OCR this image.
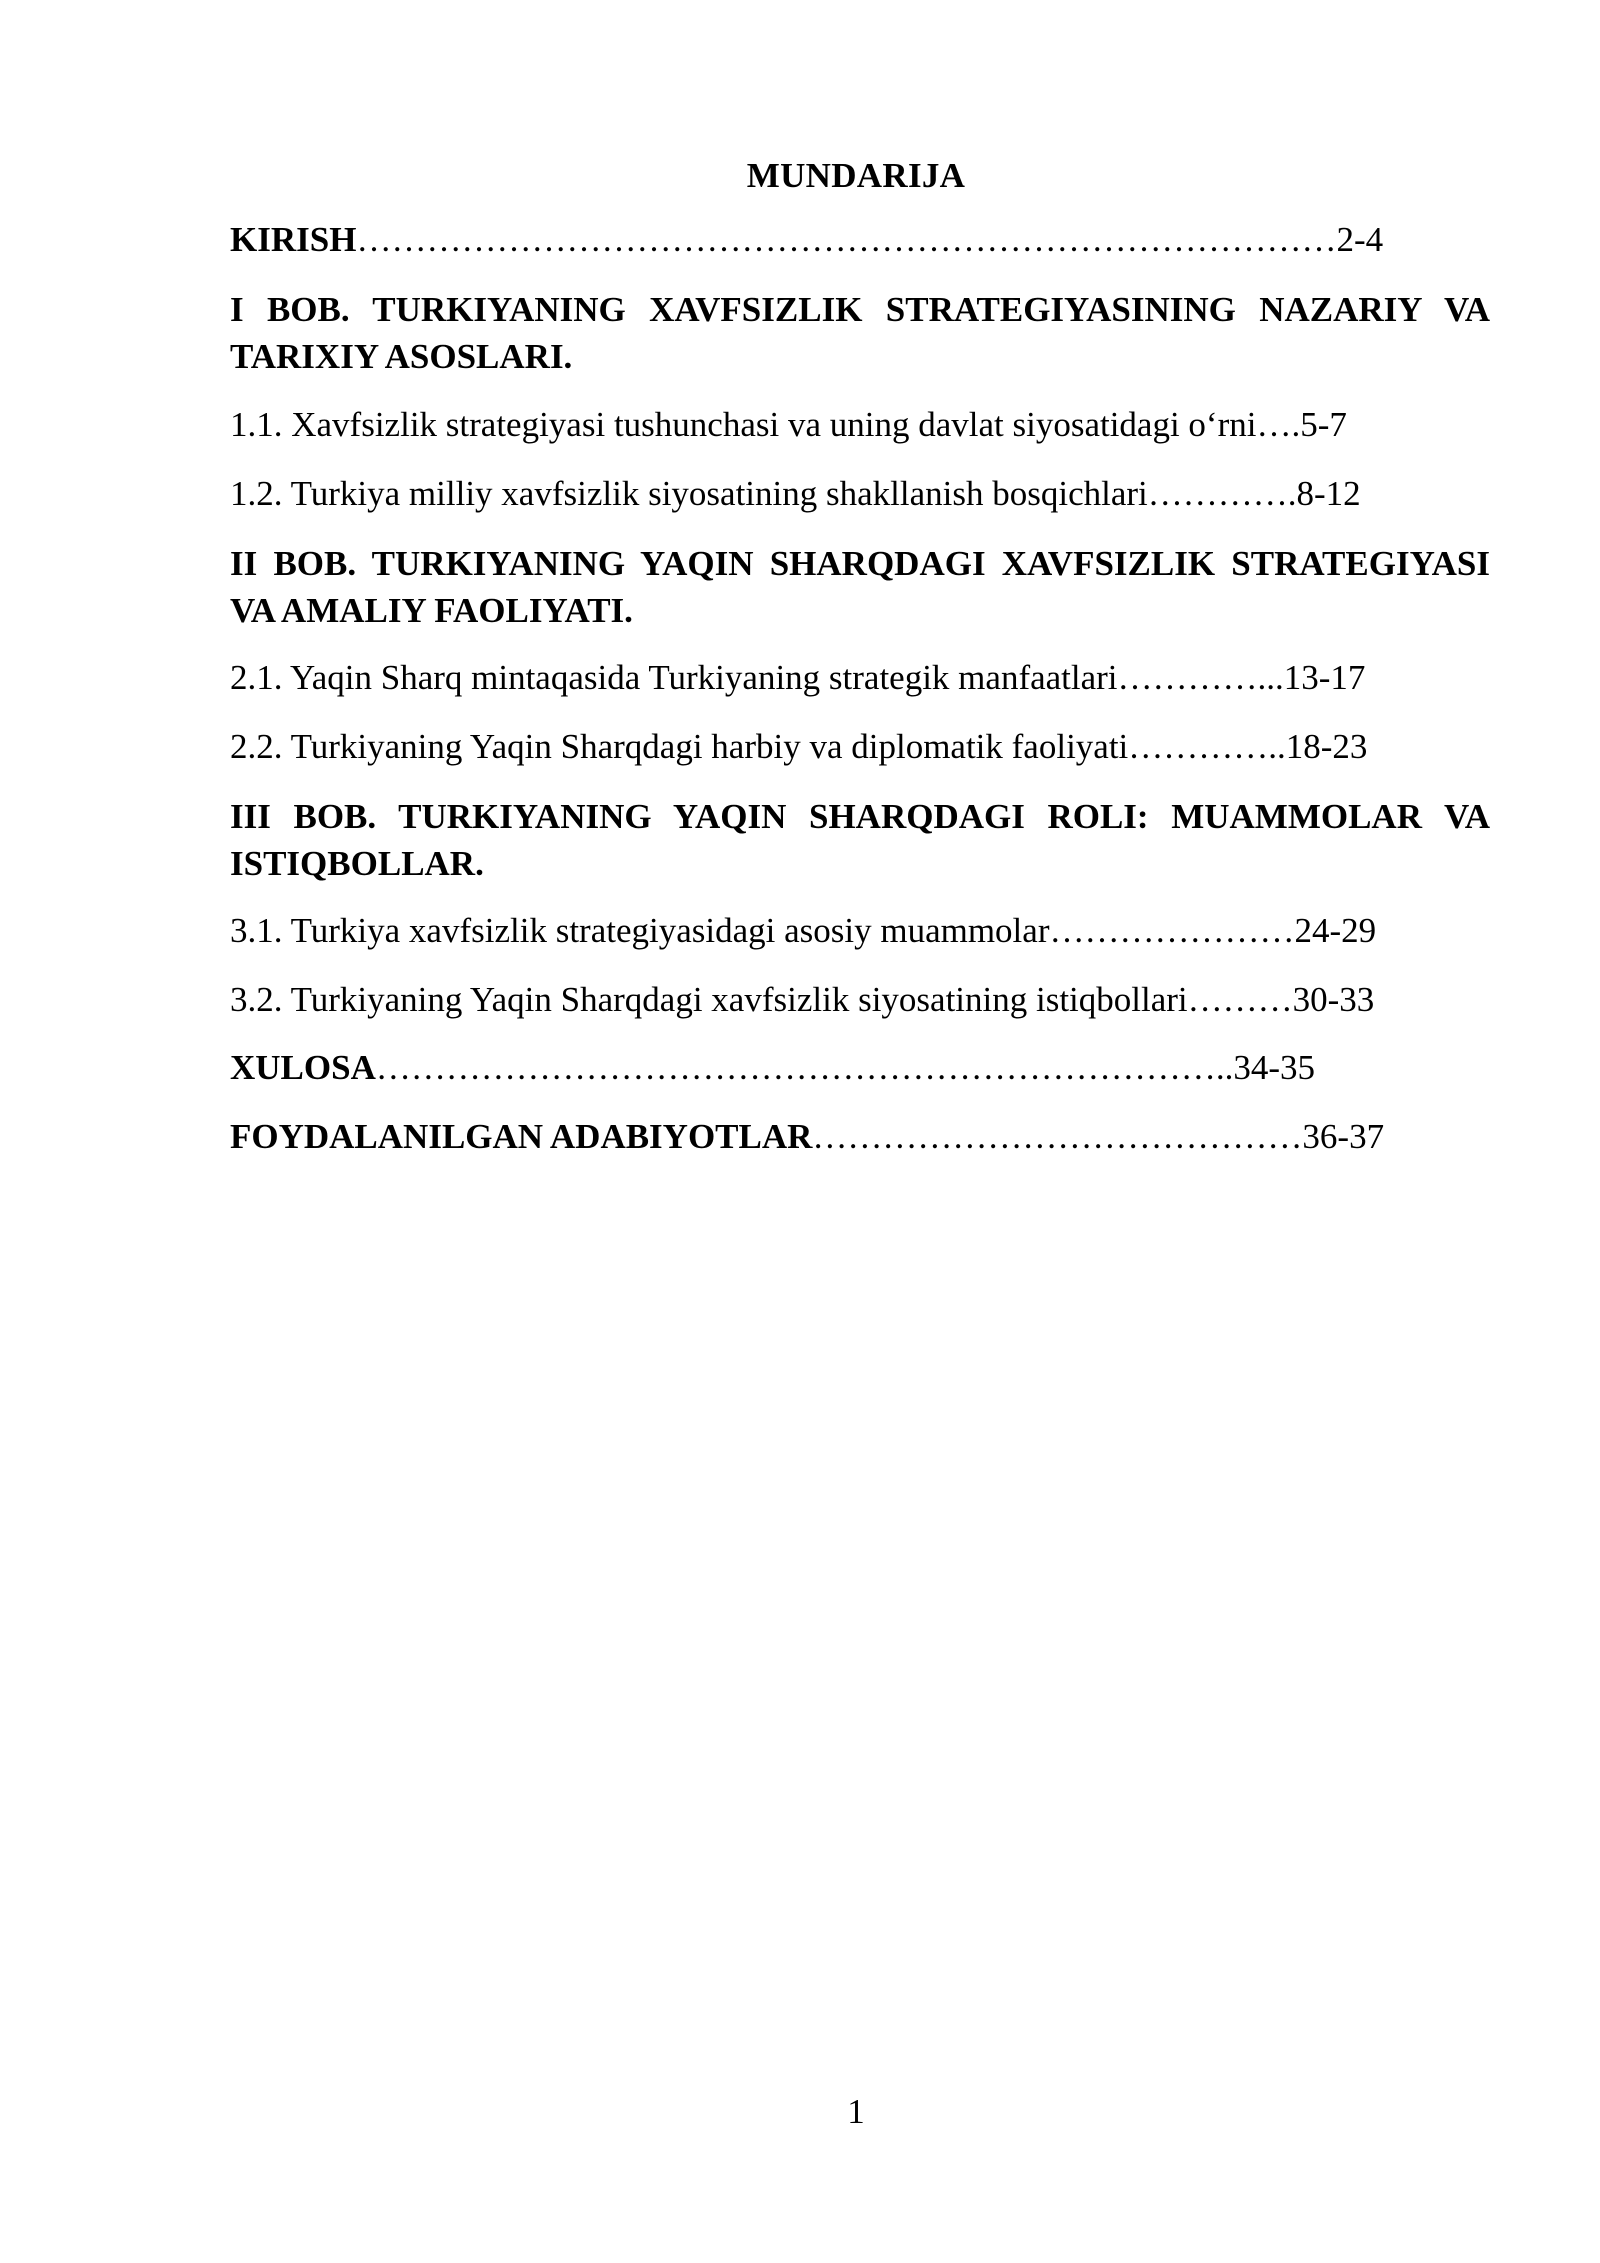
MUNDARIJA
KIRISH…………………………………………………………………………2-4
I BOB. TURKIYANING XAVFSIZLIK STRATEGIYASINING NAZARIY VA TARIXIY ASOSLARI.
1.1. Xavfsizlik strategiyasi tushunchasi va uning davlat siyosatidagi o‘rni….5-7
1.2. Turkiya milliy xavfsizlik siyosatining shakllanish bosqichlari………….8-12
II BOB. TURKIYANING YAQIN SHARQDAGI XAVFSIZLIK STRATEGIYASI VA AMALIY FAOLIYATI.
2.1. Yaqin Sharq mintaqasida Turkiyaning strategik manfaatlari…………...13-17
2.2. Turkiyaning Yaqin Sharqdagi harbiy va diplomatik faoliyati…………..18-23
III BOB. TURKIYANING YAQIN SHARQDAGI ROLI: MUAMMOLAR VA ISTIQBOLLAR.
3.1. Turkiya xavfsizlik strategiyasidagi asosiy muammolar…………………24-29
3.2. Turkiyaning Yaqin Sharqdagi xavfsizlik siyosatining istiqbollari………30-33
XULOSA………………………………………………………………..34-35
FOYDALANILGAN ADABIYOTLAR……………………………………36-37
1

------------------------------------------------------------

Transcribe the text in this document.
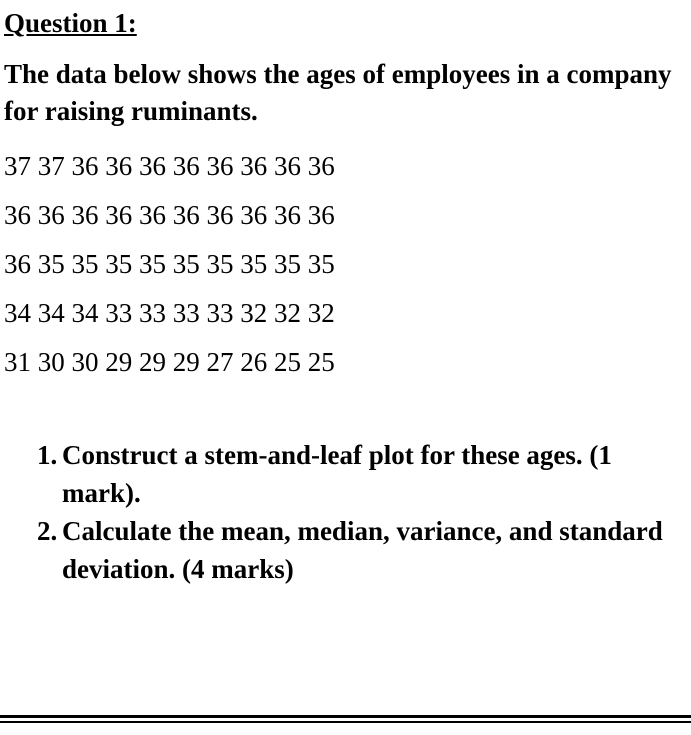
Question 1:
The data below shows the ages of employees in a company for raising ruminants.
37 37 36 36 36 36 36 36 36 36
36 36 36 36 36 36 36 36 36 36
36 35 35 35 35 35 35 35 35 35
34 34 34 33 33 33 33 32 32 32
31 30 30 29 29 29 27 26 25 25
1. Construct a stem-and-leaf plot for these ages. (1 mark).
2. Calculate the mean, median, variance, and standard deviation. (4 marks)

------------------------------------------------------------

Gather from the entries above all lines that include the string "siyosatining".

1.2. Turkiya milliy xavfsizlik siyosatining shakllanish bosqichlari………….8-12
3.2. Turkiyaning Yaqin Sharqdagi xavfsizlik siyosatining istiqbollari………30-33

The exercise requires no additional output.